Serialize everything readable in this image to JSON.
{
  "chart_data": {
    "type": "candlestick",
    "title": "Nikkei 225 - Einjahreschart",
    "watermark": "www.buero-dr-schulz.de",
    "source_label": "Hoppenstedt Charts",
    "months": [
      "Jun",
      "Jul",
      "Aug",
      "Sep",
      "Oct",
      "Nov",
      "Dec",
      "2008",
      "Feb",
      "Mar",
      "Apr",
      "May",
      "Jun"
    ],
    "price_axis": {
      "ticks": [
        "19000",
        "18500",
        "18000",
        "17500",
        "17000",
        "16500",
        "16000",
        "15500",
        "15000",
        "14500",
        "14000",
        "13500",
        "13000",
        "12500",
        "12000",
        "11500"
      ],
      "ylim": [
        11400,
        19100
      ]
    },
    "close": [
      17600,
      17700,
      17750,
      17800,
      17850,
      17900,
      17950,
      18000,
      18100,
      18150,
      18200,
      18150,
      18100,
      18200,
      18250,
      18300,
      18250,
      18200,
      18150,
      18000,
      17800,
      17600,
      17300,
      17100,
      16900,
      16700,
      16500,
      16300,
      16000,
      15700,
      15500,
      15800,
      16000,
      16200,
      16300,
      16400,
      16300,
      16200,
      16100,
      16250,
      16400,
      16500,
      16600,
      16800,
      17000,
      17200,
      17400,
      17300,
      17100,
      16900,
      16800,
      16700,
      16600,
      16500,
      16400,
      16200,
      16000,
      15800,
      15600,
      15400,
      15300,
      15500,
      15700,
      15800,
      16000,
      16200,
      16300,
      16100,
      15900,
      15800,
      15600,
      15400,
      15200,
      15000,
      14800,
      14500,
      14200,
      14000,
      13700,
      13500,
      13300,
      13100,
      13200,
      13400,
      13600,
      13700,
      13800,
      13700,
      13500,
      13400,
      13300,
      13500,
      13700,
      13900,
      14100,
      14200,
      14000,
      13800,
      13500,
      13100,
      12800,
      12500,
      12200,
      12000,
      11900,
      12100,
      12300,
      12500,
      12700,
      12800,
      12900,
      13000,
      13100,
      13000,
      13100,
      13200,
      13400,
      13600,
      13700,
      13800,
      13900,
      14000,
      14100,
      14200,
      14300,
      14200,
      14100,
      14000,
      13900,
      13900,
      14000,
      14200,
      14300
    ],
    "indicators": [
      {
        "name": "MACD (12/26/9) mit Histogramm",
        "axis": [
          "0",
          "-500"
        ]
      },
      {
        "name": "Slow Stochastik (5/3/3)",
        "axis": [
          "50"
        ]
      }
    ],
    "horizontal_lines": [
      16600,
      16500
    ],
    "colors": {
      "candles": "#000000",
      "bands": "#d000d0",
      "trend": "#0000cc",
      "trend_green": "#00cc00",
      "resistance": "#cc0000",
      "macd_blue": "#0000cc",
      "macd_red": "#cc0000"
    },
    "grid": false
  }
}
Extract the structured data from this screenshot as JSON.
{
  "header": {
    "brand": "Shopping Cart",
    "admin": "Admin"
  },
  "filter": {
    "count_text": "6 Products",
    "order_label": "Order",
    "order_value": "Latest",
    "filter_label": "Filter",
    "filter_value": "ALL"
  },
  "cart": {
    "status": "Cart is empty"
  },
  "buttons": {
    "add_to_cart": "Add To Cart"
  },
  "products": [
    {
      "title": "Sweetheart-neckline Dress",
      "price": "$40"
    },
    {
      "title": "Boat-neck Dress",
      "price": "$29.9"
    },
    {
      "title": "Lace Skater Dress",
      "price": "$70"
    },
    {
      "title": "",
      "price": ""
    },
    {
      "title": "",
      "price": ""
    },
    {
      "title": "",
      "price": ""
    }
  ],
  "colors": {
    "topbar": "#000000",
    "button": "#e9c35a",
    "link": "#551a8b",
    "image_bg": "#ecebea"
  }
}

####

■ The exercise: Leave out every line without the string "Dress" and copy the rest.

■ Result of this task:
      "title": "Sweetheart-neckline Dress",
      "title": "Boat-neck Dress",
      "title": "Lace Skater Dress",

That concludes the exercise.